● **Dataset excerpt**:
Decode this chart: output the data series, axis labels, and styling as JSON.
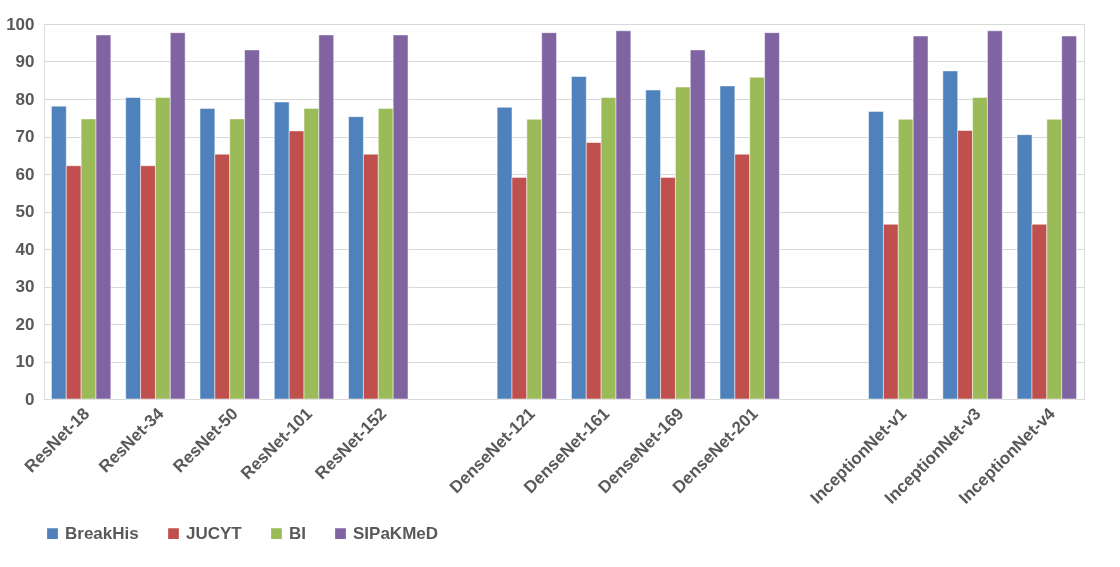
{
  "chart_data": {
    "type": "bar",
    "categories": [
      "ResNet-18",
      "ResNet-34",
      "ResNet-50",
      "ResNet-101",
      "ResNet-152",
      null,
      "DenseNet-121",
      "DenseNet-161",
      "DenseNet-169",
      "DenseNet-201",
      null,
      "InceptionNet-v1",
      "InceptionNet-v3",
      "InceptionNet-v4"
    ],
    "series": [
      {
        "name": "BreakHis",
        "color": "#4f81bd",
        "values": [
          78.1,
          80.4,
          77.5,
          79.2,
          75.3,
          null,
          77.8,
          86.0,
          82.4,
          83.5,
          null,
          76.7,
          87.5,
          70.5
        ]
      },
      {
        "name": "JUCYT",
        "color": "#c0504d",
        "values": [
          62.2,
          62.2,
          65.3,
          71.5,
          65.3,
          null,
          59.1,
          68.4,
          59.1,
          65.3,
          null,
          46.6,
          71.6,
          46.6
        ]
      },
      {
        "name": "BI",
        "color": "#9bbb59",
        "values": [
          74.7,
          80.4,
          74.7,
          77.5,
          77.5,
          null,
          74.6,
          80.4,
          83.2,
          85.8,
          null,
          74.6,
          80.4,
          74.6
        ]
      },
      {
        "name": "SIPaKMeD",
        "color": "#8064a2",
        "values": [
          97.1,
          97.7,
          93.1,
          97.1,
          97.1,
          null,
          97.7,
          98.2,
          93.1,
          97.7,
          null,
          96.8,
          98.2,
          96.8
        ]
      }
    ],
    "ylim": [
      0,
      100
    ],
    "yticks": [
      0,
      10,
      20,
      30,
      40,
      50,
      60,
      70,
      80,
      90,
      100
    ],
    "grid": "y",
    "legend": "bottom"
  }
}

● **What you will do**: Repeat the lines above exactly, and keep every picture out.

● **Correct output**:
Decode this chart: output the data series, axis labels, and styling as JSON.
{
  "chart_data": {
    "type": "bar",
    "categories": [
      "ResNet-18",
      "ResNet-34",
      "ResNet-50",
      "ResNet-101",
      "ResNet-152",
      null,
      "DenseNet-121",
      "DenseNet-161",
      "DenseNet-169",
      "DenseNet-201",
      null,
      "InceptionNet-v1",
      "InceptionNet-v3",
      "InceptionNet-v4"
    ],
    "series": [
      {
        "name": "BreakHis",
        "color": "#4f81bd",
        "values": [
          78.1,
          80.4,
          77.5,
          79.2,
          75.3,
          null,
          77.8,
          86.0,
          82.4,
          83.5,
          null,
          76.7,
          87.5,
          70.5
        ]
      },
      {
        "name": "JUCYT",
        "color": "#c0504d",
        "values": [
          62.2,
          62.2,
          65.3,
          71.5,
          65.3,
          null,
          59.1,
          68.4,
          59.1,
          65.3,
          null,
          46.6,
          71.6,
          46.6
        ]
      },
      {
        "name": "BI",
        "color": "#9bbb59",
        "values": [
          74.7,
          80.4,
          74.7,
          77.5,
          77.5,
          null,
          74.6,
          80.4,
          83.2,
          85.8,
          null,
          74.6,
          80.4,
          74.6
        ]
      },
      {
        "name": "SIPaKMeD",
        "color": "#8064a2",
        "values": [
          97.1,
          97.7,
          93.1,
          97.1,
          97.1,
          null,
          97.7,
          98.2,
          93.1,
          97.7,
          null,
          96.8,
          98.2,
          96.8
        ]
      }
    ],
    "ylim": [
      0,
      100
    ],
    "yticks": [
      0,
      10,
      20,
      30,
      40,
      50,
      60,
      70,
      80,
      90,
      100
    ],
    "grid": "y",
    "legend": "bottom"
  }
}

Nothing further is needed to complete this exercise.